Task goal -> List all lines in the material below that contain "режиму".

**********

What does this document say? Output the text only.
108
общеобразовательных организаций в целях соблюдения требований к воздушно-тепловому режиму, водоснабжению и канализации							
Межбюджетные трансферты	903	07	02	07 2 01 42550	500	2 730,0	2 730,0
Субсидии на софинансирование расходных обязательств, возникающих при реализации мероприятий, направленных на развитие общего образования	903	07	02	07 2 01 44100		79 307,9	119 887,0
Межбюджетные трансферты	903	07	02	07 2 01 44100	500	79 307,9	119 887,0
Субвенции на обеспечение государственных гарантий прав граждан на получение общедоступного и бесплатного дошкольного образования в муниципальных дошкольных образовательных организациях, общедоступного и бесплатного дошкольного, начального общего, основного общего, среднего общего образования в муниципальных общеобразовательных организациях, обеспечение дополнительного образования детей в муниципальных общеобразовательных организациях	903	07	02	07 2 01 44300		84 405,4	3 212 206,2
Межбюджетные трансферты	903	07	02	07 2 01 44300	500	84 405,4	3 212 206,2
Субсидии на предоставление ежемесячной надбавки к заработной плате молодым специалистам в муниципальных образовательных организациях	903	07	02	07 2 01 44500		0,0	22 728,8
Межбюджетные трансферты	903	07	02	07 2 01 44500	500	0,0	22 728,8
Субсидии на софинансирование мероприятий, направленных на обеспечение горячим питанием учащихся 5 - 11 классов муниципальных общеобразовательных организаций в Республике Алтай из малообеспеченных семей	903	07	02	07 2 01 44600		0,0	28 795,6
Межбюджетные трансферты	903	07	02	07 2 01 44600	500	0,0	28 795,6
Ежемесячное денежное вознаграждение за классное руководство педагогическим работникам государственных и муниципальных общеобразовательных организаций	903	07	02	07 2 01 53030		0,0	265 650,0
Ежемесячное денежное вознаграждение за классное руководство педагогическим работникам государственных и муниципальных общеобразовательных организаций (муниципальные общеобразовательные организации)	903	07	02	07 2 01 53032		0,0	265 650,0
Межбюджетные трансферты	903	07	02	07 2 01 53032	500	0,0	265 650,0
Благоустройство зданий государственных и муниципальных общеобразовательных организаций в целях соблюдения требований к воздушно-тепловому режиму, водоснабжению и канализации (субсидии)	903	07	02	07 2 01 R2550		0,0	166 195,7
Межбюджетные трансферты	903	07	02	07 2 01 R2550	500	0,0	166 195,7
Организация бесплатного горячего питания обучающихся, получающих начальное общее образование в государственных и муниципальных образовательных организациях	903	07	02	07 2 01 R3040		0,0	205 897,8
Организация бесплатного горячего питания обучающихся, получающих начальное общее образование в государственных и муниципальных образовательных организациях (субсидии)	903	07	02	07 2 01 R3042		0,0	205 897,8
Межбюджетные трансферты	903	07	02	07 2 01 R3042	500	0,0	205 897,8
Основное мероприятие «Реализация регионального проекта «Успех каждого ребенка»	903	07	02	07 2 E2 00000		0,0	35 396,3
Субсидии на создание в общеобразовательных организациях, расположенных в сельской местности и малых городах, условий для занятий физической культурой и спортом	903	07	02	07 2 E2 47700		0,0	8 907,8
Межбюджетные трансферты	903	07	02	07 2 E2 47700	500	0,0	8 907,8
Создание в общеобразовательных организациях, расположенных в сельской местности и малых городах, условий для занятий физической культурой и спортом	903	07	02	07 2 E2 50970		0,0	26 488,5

**********

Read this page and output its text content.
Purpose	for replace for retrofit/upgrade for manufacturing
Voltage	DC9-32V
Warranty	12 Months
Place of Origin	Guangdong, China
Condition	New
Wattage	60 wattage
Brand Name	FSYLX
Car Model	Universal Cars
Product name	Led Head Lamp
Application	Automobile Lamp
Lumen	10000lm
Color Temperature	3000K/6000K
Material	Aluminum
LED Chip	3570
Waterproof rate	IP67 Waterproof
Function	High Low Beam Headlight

**********

Result ->
общеобразовательных организаций в целях соблюдения требований к воздушно-тепловому режиму, водоснабжению и канализации							
Благоустройство зданий государственных и муниципальных общеобразовательных организаций в целях соблюдения требований к воздушно-тепловому режиму, водоснабжению и канализации (субсидии)	903	07	02	07 2 01 R2550		0,0	166 195,7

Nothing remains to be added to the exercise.